[What is asked] Lay out every line of the records below as a Markdown table with the columns Row and Line, numbering each row and leaving out blank lines and pictures.

[START Stored records]

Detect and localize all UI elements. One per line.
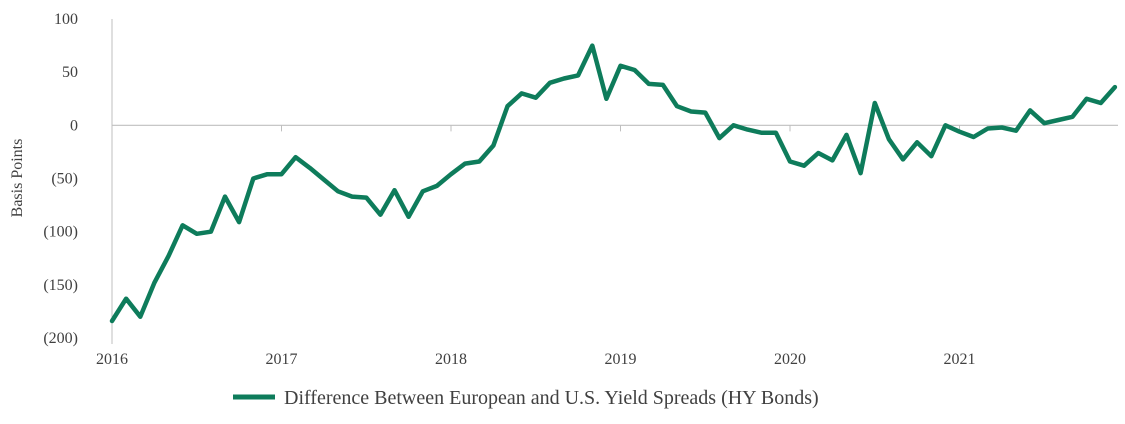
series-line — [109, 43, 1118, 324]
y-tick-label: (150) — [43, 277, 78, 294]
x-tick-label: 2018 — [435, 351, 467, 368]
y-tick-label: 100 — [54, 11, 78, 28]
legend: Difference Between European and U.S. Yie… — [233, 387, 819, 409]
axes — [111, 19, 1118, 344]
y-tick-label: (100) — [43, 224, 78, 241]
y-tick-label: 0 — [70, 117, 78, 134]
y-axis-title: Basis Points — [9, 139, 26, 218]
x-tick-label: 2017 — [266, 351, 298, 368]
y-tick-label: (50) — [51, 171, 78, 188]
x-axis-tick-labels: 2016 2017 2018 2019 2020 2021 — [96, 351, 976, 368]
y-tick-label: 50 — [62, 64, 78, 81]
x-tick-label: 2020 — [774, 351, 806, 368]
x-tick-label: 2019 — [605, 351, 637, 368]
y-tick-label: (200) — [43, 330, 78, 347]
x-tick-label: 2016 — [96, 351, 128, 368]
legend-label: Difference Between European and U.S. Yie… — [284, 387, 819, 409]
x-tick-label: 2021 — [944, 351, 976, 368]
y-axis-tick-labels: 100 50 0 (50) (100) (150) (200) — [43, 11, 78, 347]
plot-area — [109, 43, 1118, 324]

[END Stored records]

[Expected answer]
| Row | Line |
|---|---|
| 1 | Detect and localize all UI elements. One per line. |
| 2 | series-line — [109, 43, 1118, 324] |
| 3 | y-tick-label: (150) — [43, 277, 78, 294] |
| 4 | x-tick-label: 2018 — [435, 351, 467, 368] |
| 5 | y-tick-label: 100 — [54, 11, 78, 28] |
| 6 | legend: Difference Between European and U.S. Yie… — [233, 387, 819, 409] |
| 7 | axes — [111, 19, 1118, 344] |
| 8 | y-tick-label: (100) — [43, 224, 78, 241] |
| 9 | y-tick-label: 0 — [70, 117, 78, 134] |
| 10 | y-axis-title: Basis Points — [9, 139, 26, 218] |
| 11 | x-tick-label: 2017 — [266, 351, 298, 368] |
| 12 | y-tick-label: (50) — [51, 171, 78, 188] |
| 13 | x-axis-tick-labels: 2016 2017 2018 2019 2020 2021 — [96, 351, 976, 368] |
| 14 | y-tick-label: 50 — [62, 64, 78, 81] |
| 15 | x-tick-label: 2020 — [774, 351, 806, 368] |
| 16 | x-tick-label: 2019 — [605, 351, 637, 368] |
| 17 | y-tick-label: (200) — [43, 330, 78, 347] |
| 18 | x-tick-label: 2016 — [96, 351, 128, 368] |
| 19 | legend-label: Difference Between European and U.S. Yie… — [284, 387, 819, 409] |
| 20 | x-tick-label: 2021 — [944, 351, 976, 368] |
| 21 | y-axis-tick-labels: 100 50 0 (50) (100) (150) (200) — [43, 11, 78, 347] |
| 22 | plot-area — [109, 43, 1118, 324] |